For this exercise, copy out each line of the material below that includes "Incidence".

#### Provided records ####

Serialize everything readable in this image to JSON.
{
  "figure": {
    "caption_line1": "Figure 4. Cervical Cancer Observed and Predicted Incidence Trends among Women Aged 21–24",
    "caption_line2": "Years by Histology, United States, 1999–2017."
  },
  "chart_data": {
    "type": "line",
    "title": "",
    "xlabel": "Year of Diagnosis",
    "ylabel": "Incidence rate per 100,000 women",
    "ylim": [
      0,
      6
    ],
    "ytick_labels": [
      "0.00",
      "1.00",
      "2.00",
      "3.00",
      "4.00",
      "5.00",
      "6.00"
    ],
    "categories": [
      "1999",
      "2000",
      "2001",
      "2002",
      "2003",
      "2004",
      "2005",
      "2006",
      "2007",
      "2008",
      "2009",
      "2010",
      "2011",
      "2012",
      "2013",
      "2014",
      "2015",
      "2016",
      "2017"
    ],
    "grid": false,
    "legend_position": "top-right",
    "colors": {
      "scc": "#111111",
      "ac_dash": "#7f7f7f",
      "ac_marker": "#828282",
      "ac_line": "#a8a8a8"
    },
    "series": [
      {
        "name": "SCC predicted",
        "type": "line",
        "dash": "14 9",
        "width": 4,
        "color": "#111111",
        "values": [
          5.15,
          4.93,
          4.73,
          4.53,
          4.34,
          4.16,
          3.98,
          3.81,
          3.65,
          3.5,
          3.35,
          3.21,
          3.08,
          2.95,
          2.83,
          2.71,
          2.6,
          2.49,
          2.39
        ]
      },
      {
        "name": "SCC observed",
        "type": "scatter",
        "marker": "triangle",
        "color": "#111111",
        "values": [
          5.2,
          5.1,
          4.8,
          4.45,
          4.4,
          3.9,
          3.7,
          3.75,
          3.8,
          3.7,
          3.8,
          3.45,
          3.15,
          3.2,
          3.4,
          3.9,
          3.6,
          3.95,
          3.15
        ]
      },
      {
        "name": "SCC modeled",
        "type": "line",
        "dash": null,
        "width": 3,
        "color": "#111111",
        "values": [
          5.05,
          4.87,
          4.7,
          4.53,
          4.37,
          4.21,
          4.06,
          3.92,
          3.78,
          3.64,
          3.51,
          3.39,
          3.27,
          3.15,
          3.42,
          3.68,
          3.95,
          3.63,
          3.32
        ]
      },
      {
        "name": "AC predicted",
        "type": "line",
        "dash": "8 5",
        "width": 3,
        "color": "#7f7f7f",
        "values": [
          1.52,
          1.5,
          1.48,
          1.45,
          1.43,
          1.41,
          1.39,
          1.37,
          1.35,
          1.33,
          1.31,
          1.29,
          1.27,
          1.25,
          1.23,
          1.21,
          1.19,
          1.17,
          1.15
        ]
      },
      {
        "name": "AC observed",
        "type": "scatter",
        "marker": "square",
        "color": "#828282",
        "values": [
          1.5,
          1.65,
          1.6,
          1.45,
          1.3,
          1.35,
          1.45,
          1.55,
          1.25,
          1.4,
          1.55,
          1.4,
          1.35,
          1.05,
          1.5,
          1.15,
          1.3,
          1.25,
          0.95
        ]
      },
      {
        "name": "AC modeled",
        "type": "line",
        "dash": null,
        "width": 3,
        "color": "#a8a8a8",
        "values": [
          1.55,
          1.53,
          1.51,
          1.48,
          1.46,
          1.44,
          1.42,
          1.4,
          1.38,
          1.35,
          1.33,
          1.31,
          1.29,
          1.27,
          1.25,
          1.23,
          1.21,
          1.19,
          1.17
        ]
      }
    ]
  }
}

####
#### Provided records ####

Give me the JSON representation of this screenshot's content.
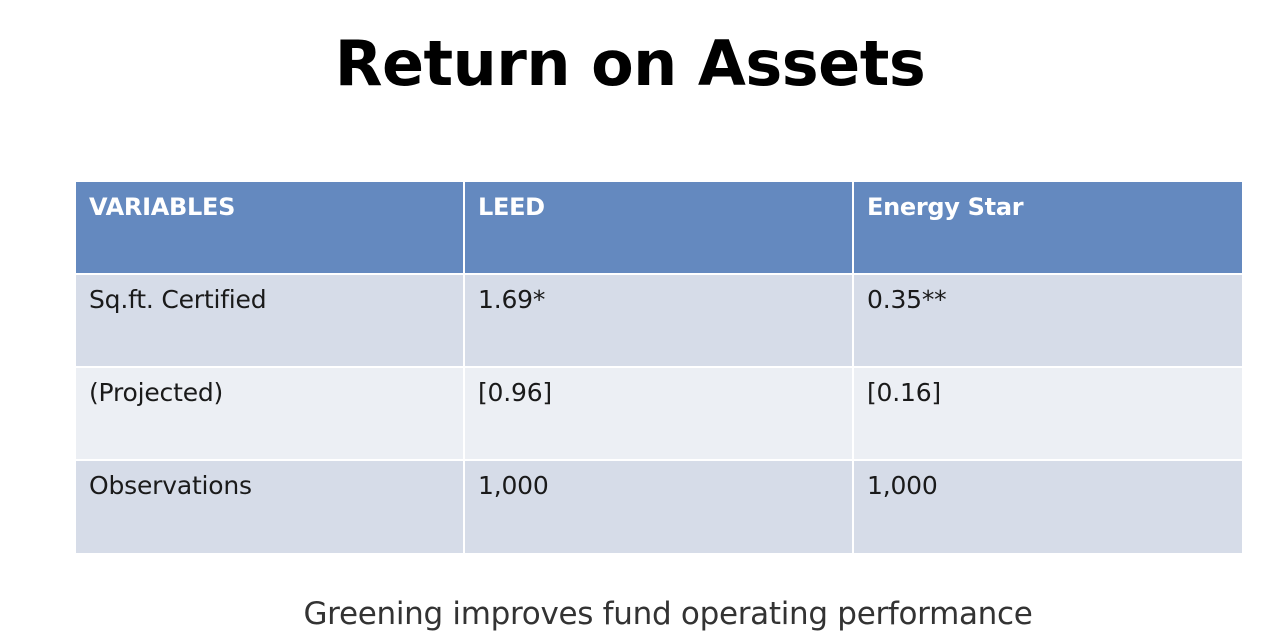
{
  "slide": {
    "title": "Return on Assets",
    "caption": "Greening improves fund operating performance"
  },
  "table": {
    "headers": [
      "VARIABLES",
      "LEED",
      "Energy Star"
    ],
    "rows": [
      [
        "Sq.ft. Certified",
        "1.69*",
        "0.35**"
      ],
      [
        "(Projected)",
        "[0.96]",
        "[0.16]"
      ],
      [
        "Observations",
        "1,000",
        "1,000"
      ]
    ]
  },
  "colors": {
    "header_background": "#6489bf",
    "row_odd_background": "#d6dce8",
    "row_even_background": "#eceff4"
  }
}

####
#### Provided records ####

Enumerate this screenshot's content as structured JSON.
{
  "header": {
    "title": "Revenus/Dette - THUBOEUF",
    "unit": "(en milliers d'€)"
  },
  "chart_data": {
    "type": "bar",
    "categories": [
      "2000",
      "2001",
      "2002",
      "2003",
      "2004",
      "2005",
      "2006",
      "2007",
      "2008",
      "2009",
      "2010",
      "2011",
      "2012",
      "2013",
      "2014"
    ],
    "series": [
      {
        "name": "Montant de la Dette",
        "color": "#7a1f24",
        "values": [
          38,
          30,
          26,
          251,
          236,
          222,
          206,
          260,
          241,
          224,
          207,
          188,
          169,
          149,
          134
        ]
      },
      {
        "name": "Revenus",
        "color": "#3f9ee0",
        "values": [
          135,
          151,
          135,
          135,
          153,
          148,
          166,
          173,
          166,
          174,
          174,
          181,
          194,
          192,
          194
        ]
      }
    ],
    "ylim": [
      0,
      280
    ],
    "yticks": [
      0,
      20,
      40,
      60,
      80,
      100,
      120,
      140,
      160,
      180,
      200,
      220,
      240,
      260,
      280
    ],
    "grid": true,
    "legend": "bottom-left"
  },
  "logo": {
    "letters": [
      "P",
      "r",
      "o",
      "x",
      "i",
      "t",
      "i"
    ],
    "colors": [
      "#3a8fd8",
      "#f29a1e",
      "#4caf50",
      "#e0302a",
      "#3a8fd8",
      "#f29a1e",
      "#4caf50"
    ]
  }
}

####

■ The response ■
    "caption_line1": "Figure 4. Cervical Cancer Observed and Predicted Incidence Trends among Women Aged 21–24",
    "ylabel": "Incidence rate per 100,000 women",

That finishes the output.